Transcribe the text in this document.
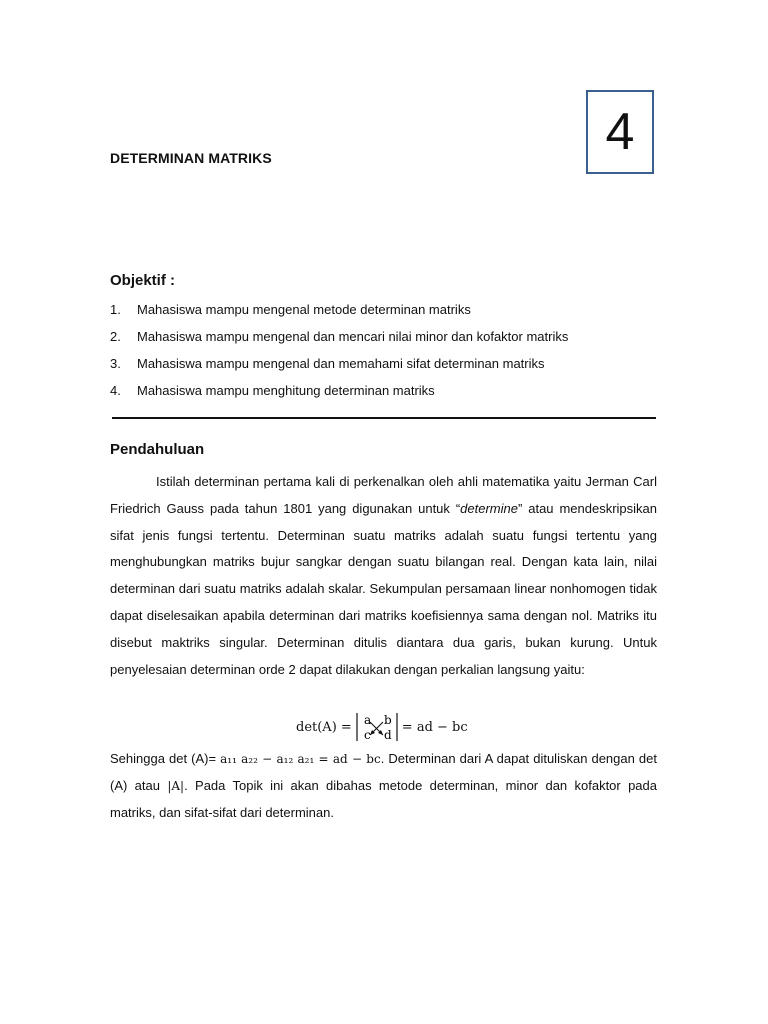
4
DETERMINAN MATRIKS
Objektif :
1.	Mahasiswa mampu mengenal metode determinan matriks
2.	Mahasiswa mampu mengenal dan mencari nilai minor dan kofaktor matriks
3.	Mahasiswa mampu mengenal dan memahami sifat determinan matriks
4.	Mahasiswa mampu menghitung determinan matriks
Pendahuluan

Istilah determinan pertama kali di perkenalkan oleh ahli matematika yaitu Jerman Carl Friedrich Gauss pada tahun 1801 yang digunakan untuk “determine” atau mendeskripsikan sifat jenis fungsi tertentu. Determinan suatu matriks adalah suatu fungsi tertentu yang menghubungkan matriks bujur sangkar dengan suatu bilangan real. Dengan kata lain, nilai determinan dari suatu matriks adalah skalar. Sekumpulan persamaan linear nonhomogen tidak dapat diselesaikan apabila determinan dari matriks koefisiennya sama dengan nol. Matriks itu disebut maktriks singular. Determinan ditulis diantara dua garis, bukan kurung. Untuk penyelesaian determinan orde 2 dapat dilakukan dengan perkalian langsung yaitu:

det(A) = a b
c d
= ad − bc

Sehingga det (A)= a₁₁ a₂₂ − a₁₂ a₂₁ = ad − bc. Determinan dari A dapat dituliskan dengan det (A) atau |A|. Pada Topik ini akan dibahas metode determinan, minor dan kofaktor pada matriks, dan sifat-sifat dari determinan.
++++
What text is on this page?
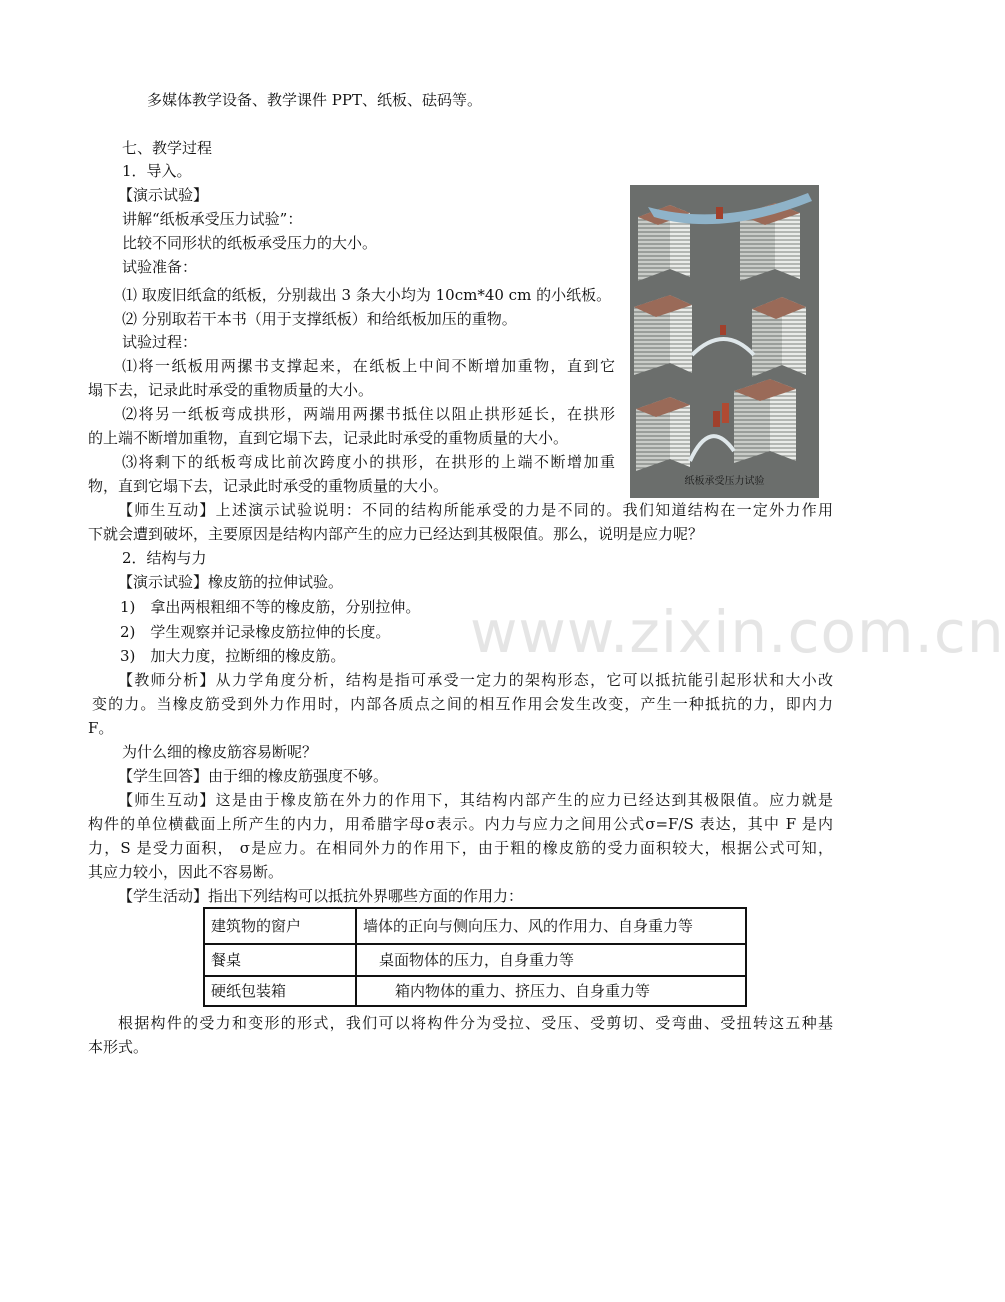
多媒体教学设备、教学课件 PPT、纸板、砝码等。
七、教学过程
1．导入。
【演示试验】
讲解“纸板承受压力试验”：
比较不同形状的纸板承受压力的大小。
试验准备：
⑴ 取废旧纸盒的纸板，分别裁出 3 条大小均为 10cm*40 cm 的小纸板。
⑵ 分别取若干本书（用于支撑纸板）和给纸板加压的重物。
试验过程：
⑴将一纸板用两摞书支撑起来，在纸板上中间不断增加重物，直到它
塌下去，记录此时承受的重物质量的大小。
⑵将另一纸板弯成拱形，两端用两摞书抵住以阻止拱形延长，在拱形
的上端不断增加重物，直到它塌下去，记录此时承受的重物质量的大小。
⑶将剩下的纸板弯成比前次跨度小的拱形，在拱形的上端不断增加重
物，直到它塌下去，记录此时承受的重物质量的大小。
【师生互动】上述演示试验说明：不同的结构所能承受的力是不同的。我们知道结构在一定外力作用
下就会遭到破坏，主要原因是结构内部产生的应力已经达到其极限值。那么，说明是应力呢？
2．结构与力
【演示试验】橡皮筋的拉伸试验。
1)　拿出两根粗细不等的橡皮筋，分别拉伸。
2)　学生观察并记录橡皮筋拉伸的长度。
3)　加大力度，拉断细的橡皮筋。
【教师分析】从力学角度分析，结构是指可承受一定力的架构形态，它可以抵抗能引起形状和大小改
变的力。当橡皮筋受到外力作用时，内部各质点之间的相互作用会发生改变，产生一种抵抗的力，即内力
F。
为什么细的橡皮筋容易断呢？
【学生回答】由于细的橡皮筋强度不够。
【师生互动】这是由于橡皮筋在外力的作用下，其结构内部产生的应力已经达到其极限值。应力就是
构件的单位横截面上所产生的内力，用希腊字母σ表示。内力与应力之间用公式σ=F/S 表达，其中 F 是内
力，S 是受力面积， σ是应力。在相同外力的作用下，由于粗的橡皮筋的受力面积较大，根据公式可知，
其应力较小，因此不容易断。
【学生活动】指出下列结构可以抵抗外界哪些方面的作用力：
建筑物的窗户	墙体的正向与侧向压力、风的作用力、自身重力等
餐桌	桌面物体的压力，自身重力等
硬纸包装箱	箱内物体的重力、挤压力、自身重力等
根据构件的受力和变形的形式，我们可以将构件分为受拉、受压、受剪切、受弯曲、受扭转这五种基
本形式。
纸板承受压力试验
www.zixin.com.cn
++++
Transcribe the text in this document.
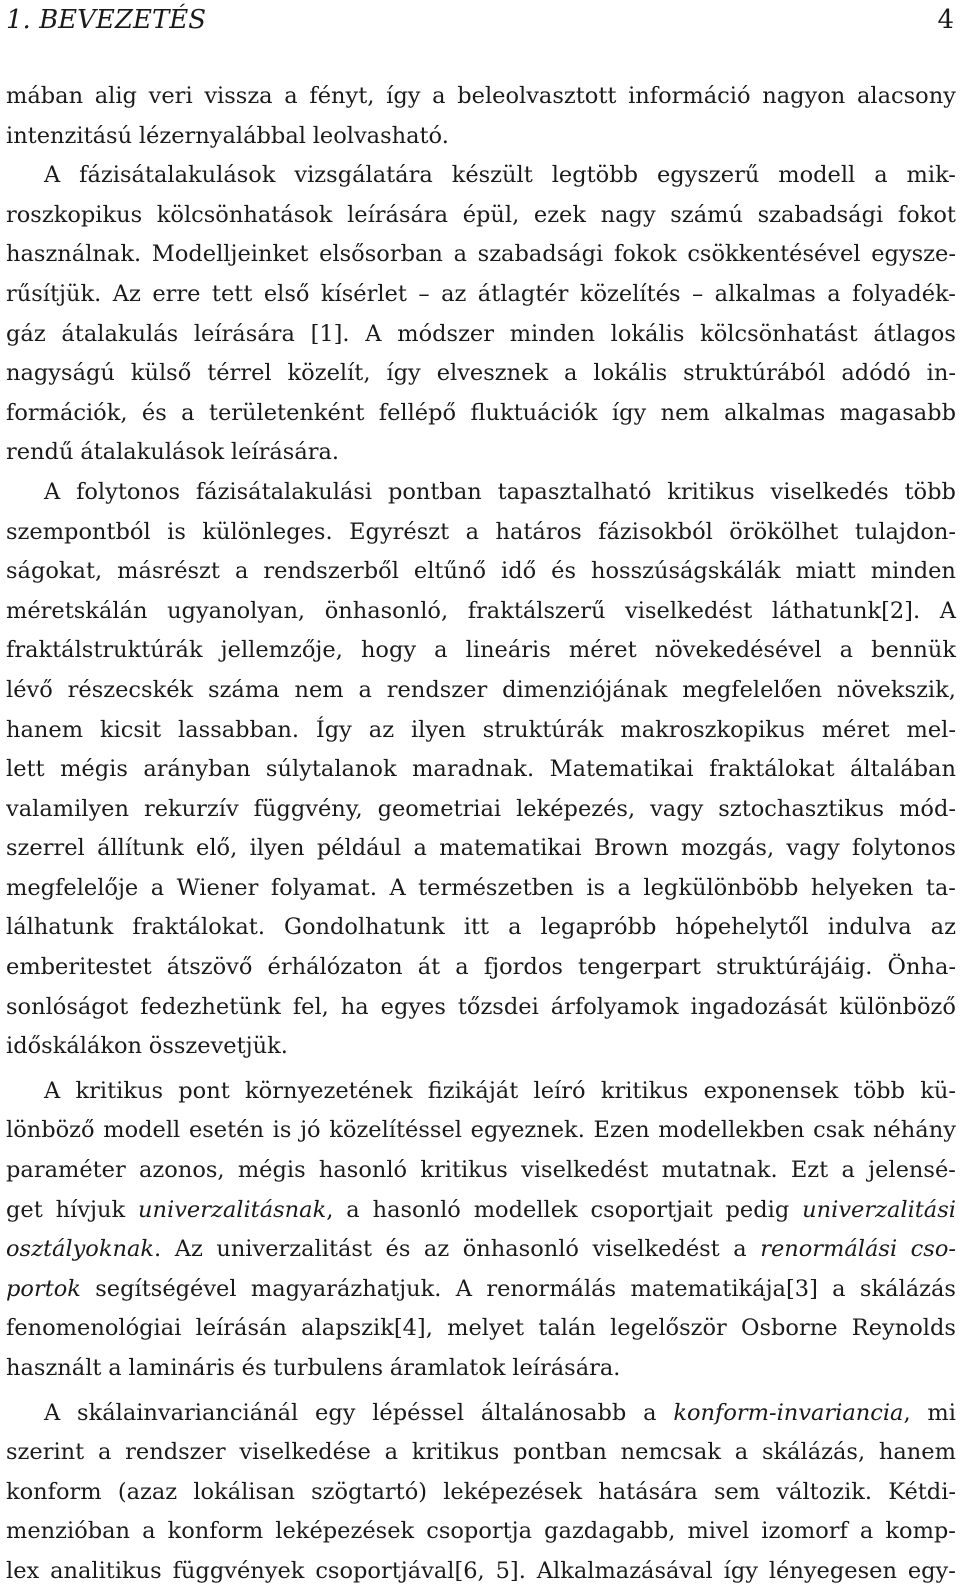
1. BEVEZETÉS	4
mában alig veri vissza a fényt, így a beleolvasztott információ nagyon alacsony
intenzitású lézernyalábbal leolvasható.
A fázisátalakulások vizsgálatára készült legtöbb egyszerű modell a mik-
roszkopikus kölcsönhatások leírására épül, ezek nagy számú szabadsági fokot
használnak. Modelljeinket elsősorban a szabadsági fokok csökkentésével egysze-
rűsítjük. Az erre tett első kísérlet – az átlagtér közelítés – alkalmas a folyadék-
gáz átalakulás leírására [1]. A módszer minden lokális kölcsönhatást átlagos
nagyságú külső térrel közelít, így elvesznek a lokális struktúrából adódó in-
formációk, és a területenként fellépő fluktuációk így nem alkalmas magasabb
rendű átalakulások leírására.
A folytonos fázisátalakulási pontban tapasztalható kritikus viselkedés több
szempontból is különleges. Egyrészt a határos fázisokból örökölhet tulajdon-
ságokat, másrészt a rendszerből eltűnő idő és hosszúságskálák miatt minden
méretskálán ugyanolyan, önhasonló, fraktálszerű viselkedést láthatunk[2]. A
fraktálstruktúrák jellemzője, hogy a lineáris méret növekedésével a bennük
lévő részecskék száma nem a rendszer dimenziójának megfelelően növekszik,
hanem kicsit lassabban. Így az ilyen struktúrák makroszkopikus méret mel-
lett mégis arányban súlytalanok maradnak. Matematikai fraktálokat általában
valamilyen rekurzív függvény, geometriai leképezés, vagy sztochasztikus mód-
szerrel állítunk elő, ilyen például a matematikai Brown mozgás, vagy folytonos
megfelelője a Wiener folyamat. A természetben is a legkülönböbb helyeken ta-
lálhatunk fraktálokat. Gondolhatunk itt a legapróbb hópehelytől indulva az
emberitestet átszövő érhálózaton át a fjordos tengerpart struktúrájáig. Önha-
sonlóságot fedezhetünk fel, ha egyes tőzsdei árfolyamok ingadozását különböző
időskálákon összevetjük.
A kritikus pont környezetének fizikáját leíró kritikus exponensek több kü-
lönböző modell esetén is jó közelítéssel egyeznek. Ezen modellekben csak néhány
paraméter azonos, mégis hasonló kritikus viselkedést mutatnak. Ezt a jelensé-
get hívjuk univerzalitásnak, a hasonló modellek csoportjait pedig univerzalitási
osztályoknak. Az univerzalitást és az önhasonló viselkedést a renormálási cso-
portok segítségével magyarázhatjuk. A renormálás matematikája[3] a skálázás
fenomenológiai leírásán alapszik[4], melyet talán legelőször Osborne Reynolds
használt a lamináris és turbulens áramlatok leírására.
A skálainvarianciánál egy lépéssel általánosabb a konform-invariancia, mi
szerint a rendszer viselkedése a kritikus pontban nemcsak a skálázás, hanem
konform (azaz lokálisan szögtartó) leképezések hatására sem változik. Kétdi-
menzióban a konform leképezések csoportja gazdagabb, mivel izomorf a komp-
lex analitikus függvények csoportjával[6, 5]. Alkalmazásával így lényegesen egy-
++++
== BRIEF ==
What is the number of lines in the data holding the word "mampu"? Reply with that number only.

== REPLY ==
4